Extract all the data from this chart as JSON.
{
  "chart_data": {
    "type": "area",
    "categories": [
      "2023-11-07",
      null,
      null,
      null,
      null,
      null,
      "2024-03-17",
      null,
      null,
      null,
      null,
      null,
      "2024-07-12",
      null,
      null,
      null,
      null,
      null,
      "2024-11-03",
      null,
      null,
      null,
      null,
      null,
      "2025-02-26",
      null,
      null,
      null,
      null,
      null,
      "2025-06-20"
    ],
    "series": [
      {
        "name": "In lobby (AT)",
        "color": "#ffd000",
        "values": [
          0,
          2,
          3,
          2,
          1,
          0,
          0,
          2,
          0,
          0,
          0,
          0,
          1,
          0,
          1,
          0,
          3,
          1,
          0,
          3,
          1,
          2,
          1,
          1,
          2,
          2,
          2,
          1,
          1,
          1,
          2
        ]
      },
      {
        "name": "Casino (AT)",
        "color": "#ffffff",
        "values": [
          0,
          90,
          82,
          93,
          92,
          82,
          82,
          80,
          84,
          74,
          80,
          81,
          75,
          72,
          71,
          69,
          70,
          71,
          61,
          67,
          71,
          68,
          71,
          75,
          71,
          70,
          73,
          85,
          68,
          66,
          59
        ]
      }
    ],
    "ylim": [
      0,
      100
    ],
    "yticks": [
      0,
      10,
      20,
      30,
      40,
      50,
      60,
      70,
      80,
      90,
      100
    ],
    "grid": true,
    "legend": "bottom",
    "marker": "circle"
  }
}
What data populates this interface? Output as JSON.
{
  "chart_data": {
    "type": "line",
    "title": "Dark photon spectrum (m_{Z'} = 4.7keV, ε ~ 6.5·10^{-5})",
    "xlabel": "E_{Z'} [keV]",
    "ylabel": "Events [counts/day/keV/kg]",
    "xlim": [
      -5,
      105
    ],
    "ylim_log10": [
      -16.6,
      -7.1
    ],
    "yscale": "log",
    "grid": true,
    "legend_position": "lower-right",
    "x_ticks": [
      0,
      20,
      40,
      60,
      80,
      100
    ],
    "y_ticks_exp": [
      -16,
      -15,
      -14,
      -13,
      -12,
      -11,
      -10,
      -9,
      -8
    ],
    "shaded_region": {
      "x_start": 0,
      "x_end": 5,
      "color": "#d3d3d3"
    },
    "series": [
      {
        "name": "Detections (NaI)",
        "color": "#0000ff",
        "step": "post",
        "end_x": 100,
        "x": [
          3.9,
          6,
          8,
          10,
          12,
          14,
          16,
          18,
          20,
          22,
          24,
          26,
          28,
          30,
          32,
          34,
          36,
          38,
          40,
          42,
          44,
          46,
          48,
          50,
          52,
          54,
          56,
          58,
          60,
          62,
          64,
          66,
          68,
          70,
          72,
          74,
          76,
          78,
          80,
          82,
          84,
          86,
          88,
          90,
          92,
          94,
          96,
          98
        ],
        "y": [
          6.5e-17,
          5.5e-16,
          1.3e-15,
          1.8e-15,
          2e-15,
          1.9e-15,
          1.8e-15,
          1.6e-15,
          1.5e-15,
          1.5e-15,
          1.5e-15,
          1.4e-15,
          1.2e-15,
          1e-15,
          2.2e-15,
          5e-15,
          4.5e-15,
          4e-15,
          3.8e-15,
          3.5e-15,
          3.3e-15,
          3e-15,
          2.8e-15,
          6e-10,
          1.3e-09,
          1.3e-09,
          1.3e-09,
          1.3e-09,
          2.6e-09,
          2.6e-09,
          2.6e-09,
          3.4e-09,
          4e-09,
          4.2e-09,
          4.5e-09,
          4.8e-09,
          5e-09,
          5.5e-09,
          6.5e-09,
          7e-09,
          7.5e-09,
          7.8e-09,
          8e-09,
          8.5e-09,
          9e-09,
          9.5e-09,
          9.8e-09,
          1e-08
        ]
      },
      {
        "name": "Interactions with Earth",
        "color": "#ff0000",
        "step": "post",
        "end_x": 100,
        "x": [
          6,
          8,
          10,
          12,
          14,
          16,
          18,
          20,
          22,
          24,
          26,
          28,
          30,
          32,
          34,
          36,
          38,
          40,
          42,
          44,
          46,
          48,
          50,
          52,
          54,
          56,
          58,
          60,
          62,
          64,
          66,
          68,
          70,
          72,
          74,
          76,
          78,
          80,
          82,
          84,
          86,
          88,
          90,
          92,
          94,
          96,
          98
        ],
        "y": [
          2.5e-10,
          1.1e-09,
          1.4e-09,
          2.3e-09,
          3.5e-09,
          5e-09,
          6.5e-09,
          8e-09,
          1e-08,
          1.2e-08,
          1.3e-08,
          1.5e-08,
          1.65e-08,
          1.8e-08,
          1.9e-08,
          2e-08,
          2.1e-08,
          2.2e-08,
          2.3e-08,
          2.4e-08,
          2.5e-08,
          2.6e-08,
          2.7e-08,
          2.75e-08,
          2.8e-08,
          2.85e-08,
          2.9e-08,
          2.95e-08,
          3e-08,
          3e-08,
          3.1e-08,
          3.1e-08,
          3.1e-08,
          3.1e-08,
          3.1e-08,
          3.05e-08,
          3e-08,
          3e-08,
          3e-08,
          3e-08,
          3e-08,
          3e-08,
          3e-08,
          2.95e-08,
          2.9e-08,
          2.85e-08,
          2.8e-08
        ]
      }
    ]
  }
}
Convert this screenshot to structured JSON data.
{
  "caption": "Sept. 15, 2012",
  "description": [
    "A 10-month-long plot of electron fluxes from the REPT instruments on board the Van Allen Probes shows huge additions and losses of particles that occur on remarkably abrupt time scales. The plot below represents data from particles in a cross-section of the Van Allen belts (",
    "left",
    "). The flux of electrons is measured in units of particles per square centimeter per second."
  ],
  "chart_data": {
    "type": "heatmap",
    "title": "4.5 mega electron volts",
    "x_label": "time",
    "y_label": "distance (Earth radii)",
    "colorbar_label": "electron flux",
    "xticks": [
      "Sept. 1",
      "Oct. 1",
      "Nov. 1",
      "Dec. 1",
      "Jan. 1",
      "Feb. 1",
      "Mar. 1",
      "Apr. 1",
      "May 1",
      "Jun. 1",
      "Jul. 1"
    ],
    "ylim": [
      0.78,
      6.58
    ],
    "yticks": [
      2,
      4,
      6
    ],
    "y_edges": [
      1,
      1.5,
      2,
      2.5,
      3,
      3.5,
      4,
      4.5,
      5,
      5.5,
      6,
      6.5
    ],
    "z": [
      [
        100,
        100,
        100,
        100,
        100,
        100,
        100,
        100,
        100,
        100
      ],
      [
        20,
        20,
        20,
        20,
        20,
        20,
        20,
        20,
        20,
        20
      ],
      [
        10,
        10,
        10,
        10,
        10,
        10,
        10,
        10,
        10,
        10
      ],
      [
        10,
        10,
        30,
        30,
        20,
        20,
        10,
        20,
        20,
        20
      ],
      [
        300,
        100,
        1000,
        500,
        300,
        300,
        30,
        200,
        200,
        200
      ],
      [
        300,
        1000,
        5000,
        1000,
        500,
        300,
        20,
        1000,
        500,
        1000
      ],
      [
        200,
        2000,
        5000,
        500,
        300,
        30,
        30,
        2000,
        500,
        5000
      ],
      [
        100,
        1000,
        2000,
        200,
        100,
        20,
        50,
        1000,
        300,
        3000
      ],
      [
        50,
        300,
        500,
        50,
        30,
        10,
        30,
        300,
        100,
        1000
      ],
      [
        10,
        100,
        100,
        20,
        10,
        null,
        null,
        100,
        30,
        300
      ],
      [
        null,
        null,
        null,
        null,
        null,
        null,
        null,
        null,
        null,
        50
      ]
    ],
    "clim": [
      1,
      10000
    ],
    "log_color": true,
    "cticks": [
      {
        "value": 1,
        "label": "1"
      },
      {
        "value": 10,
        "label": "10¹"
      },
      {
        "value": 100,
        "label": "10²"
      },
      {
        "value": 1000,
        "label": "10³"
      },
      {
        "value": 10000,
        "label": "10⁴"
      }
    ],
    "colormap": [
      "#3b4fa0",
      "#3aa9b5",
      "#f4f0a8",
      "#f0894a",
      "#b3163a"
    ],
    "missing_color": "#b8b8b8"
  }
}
—————
-- Requirements --
From the listing above, copy every line that holds the string "Earth".

-- Exercise answer --
        "name": "Interactions with Earth",
    "y_label": "distance (Earth radii)",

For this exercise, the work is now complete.